_Records for the task_.
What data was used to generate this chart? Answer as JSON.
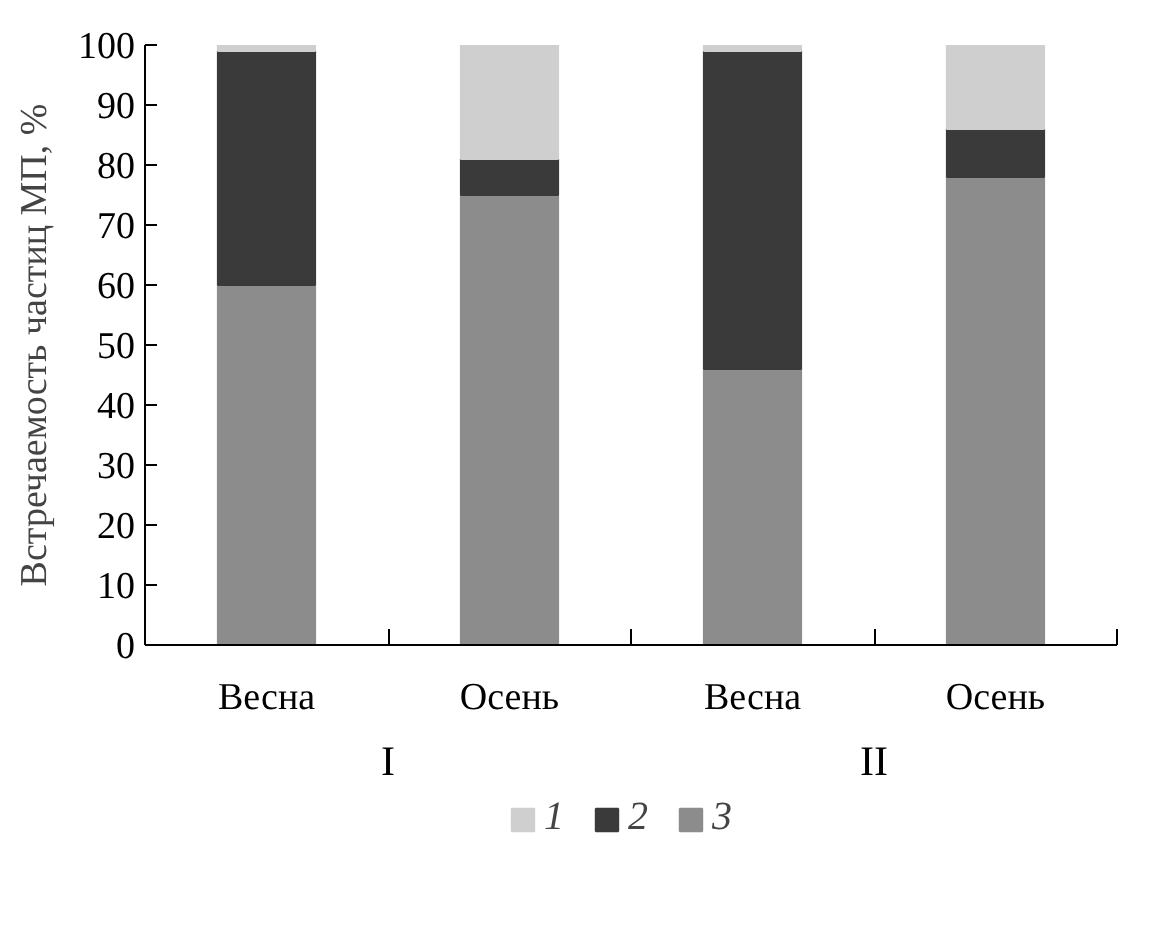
{
  "chart_data": {
    "type": "bar",
    "stacked": true,
    "ylabel": "Встречаемость частиц МП, %",
    "categories": [
      "Весна",
      "Осень",
      "Весна",
      "Осень"
    ],
    "series": [
      {
        "name": "3",
        "color": "#8c8c8c",
        "values": [
          60,
          75,
          46,
          78
        ]
      },
      {
        "name": "2",
        "color": "#3a3a3a",
        "values": [
          39,
          6,
          53,
          8
        ]
      },
      {
        "name": "1",
        "color": "#cfcfcf",
        "values": [
          1,
          19,
          1,
          14
        ]
      }
    ],
    "ylim": [
      0,
      100
    ],
    "yticks": [
      0,
      10,
      20,
      30,
      40,
      50,
      60,
      70,
      80,
      90,
      100
    ],
    "grid": false,
    "legend": "bottom",
    "annotations": [
      "I",
      "II"
    ]
  }
}
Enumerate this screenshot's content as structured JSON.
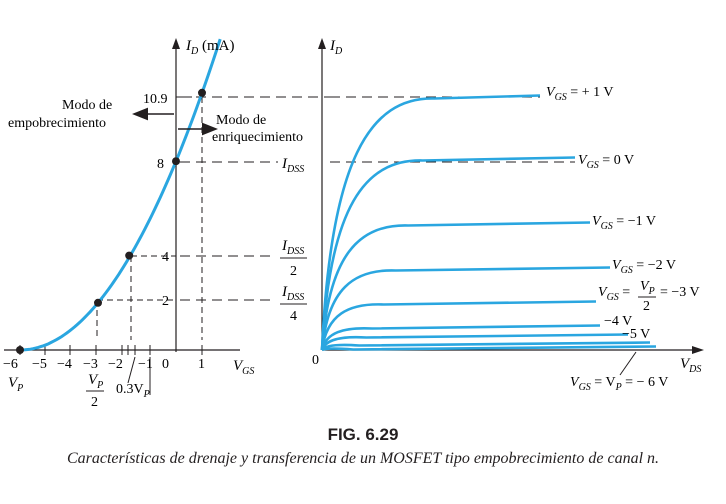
{
  "figure": {
    "number": "FIG. 6.29",
    "caption": "Características de drenaje y transferencia de un MOSFET tipo empobrecimiento de canal n."
  },
  "colors": {
    "curve": "#2aa6e0",
    "ink": "#231f20"
  },
  "transfer": {
    "y_axis_label": "I",
    "y_axis_sub": "D",
    "y_axis_unit": " (mA)",
    "x_axis_label": "V",
    "x_axis_sub": "GS",
    "y_ticks": [
      "10.9",
      "8",
      "4",
      "2"
    ],
    "x_ticks": [
      "−6",
      "−5",
      "−4",
      "−3",
      "−2",
      "−1",
      "0",
      "1"
    ],
    "vp_label": "V",
    "vp_sub": "P",
    "vp_half_num": "V",
    "vp_half_sub": "P",
    "vp_half_den": "2",
    "vp_03": "0.3V",
    "vp_03_sub": "P",
    "depletion_label_1": "Modo de",
    "depletion_label_2": "empobrecimiento",
    "enhancement_label_1": "Modo de",
    "enhancement_label_2": "enriquecimiento",
    "points": [
      {
        "vgs": -6,
        "id": 0
      },
      {
        "vgs": -3,
        "id": 2
      },
      {
        "vgs": -1.8,
        "id": 4
      },
      {
        "vgs": 0,
        "id": 8
      },
      {
        "vgs": 1,
        "id": 10.9
      }
    ]
  },
  "drain": {
    "y_axis_label": "I",
    "y_axis_sub": "D",
    "x_axis_label": "V",
    "x_axis_sub": "DS",
    "origin": "0",
    "idss": "I",
    "idss_sub": "DSS",
    "idss_half_den": "2",
    "idss_quarter_den": "4",
    "curve_labels": [
      {
        "text": "V",
        "sub": "GS",
        "rest": " = + 1 V"
      },
      {
        "text": "V",
        "sub": "GS",
        "rest": " = 0 V"
      },
      {
        "text": "V",
        "sub": "GS",
        "rest": " = −1 V"
      },
      {
        "text": "V",
        "sub": "GS",
        "rest": " = −2  V"
      },
      {
        "text": "V",
        "sub": "GS",
        "rest": " = "
      },
      {
        "text": "−4 V"
      },
      {
        "text": "−5 V"
      }
    ],
    "vgs_minus3_frac_num": "V",
    "vgs_minus3_frac_sub": "P",
    "vgs_minus3_frac_den": "2",
    "vgs_minus3_rest": " = −3 V",
    "bottom_label": "V",
    "bottom_label_sub": "GS",
    "bottom_label_rest": " = V",
    "bottom_label_sub2": "P",
    "bottom_label_rest2": " = − 6 V"
  }
}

_Directive_. Retype the whole listing exactly and leave the pictures out.

_Output for this exercise_.
What data was used to generate this chart? Answer as JSON.
{
  "chart_data": {
    "type": "bar",
    "stacked": true,
    "ylabel": "Встречаемость частиц МП, %",
    "categories": [
      "Весна",
      "Осень",
      "Весна",
      "Осень"
    ],
    "series": [
      {
        "name": "3",
        "color": "#8c8c8c",
        "values": [
          60,
          75,
          46,
          78
        ]
      },
      {
        "name": "2",
        "color": "#3a3a3a",
        "values": [
          39,
          6,
          53,
          8
        ]
      },
      {
        "name": "1",
        "color": "#cfcfcf",
        "values": [
          1,
          19,
          1,
          14
        ]
      }
    ],
    "ylim": [
      0,
      100
    ],
    "yticks": [
      0,
      10,
      20,
      30,
      40,
      50,
      60,
      70,
      80,
      90,
      100
    ],
    "grid": false,
    "legend": "bottom",
    "annotations": [
      "I",
      "II"
    ]
  }
}
Enumerate this screenshot's content as structured JSON.
{
  "figure": {
    "number": "FIG. 6.29",
    "caption": "Características de drenaje y transferencia de un MOSFET tipo empobrecimiento de canal n."
  },
  "colors": {
    "curve": "#2aa6e0",
    "ink": "#231f20"
  },
  "transfer": {
    "y_axis_label": "I",
    "y_axis_sub": "D",
    "y_axis_unit": " (mA)",
    "x_axis_label": "V",
    "x_axis_sub": "GS",
    "y_ticks": [
      "10.9",
      "8",
      "4",
      "2"
    ],
    "x_ticks": [
      "−6",
      "−5",
      "−4",
      "−3",
      "−2",
      "−1",
      "0",
      "1"
    ],
    "vp_label": "V",
    "vp_sub": "P",
    "vp_half_num": "V",
    "vp_half_sub": "P",
    "vp_half_den": "2",
    "vp_03": "0.3V",
    "vp_03_sub": "P",
    "depletion_label_1": "Modo de",
    "depletion_label_2": "empobrecimiento",
    "enhancement_label_1": "Modo de",
    "enhancement_label_2": "enriquecimiento",
    "points": [
      {
        "vgs": -6,
        "id": 0
      },
      {
        "vgs": -3,
        "id": 2
      },
      {
        "vgs": -1.8,
        "id": 4
      },
      {
        "vgs": 0,
        "id": 8
      },
      {
        "vgs": 1,
        "id": 10.9
      }
    ]
  },
  "drain": {
    "y_axis_label": "I",
    "y_axis_sub": "D",
    "x_axis_label": "V",
    "x_axis_sub": "DS",
    "origin": "0",
    "idss": "I",
    "idss_sub": "DSS",
    "idss_half_den": "2",
    "idss_quarter_den": "4",
    "curve_labels": [
      {
        "text": "V",
        "sub": "GS",
        "rest": " = + 1 V"
      },
      {
        "text": "V",
        "sub": "GS",
        "rest": " = 0 V"
      },
      {
        "text": "V",
        "sub": "GS",
        "rest": " = −1 V"
      },
      {
        "text": "V",
        "sub": "GS",
        "rest": " = −2  V"
      },
      {
        "text": "V",
        "sub": "GS",
        "rest": " = "
      },
      {
        "text": "−4 V"
      },
      {
        "text": "−5 V"
      }
    ],
    "vgs_minus3_frac_num": "V",
    "vgs_minus3_frac_sub": "P",
    "vgs_minus3_frac_den": "2",
    "vgs_minus3_rest": " = −3 V",
    "bottom_label": "V",
    "bottom_label_sub": "GS",
    "bottom_label_rest": " = V",
    "bottom_label_sub2": "P",
    "bottom_label_rest2": " = − 6 V"
  }
}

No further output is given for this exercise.